___ Records to use ___

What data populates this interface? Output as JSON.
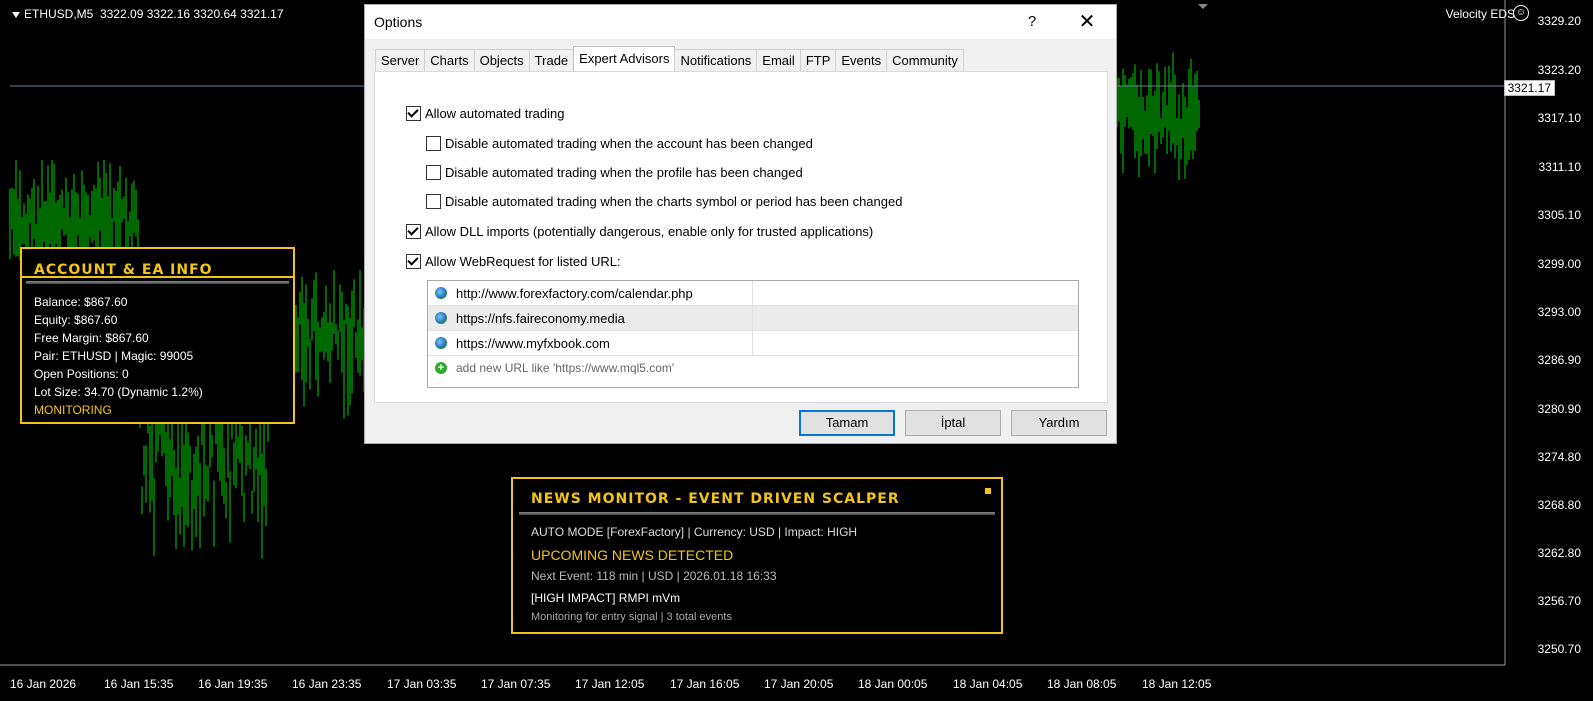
{
  "chart": {
    "header": "ETHUSD,M5  3322.09 3322.16 3320.64 3321.17",
    "ea_name": "Velocity EDS",
    "current_price": "3321.17",
    "price_labels": [
      "3329.20",
      "3323.20",
      "3317.10",
      "3311.10",
      "3305.10",
      "3299.00",
      "3293.00",
      "3286.90",
      "3280.90",
      "3274.80",
      "3268.80",
      "3262.80",
      "3256.70",
      "3250.70"
    ],
    "time_labels": [
      "16 Jan 2026",
      "16 Jan 15:35",
      "16 Jan 19:35",
      "16 Jan 23:35",
      "17 Jan 03:35",
      "17 Jan 07:35",
      "17 Jan 12:05",
      "17 Jan 16:05",
      "17 Jan 20:05",
      "18 Jan 00:05",
      "18 Jan 04:05",
      "18 Jan 08:05",
      "18 Jan 12:05"
    ],
    "colors": {
      "bars": "#00d000",
      "background": "#000000",
      "accent": "#f2c417"
    }
  },
  "account_panel": {
    "title": "ACCOUNT & EA INFO",
    "balance": "Balance: $867.60",
    "equity": "Equity: $867.60",
    "free_margin": "Free Margin: $867.60",
    "pair": "Pair: ETHUSD | Magic: 99005",
    "open_positions": "Open Positions: 0",
    "lot_size": "Lot Size: 34.70 (Dynamic 1.2%)",
    "status": "MONITORING"
  },
  "news_panel": {
    "title": "NEWS MONITOR - EVENT DRIVEN SCALPER",
    "mode": "AUTO MODE [ForexFactory]  |  Currency: USD  |  Impact: HIGH",
    "status": "UPCOMING NEWS DETECTED",
    "next_event": "Next Event: 118 min  |  USD  |  2026.01.18 16:33",
    "impact": "[HIGH IMPACT]  RMPI mVm",
    "footer": "Monitoring for entry signal  |  3 total events"
  },
  "dialog": {
    "title": "Options",
    "help": "?",
    "close": "✕",
    "tabs": [
      "Server",
      "Charts",
      "Objects",
      "Trade",
      "Expert Advisors",
      "Notifications",
      "Email",
      "FTP",
      "Events",
      "Community"
    ],
    "active_tab": "Expert Advisors",
    "options": {
      "allow_auto": {
        "label": "Allow automated trading",
        "checked": true
      },
      "disable_account": {
        "label": "Disable automated trading when the account has been changed",
        "checked": false
      },
      "disable_profile": {
        "label": "Disable automated trading when the profile has been changed",
        "checked": false
      },
      "disable_symbol": {
        "label": "Disable automated trading when the charts symbol or period has been changed",
        "checked": false
      },
      "allow_dll": {
        "label": "Allow DLL imports (potentially dangerous, enable only for trusted applications)",
        "checked": true
      },
      "allow_web": {
        "label": "Allow WebRequest for listed URL:",
        "checked": true
      }
    },
    "urls": [
      "http://www.forexfactory.com/calendar.php",
      "https://nfs.faireconomy.media",
      "https://www.myfxbook.com"
    ],
    "add_url_placeholder": "add new URL like 'https://www.mql5.com'",
    "buttons": {
      "ok": "Tamam",
      "cancel": "İptal",
      "help": "Yardım"
    }
  }
}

___

## Exercise
Tally every line of the listing that holds the string "been", then give the number by itself.

## Task output
3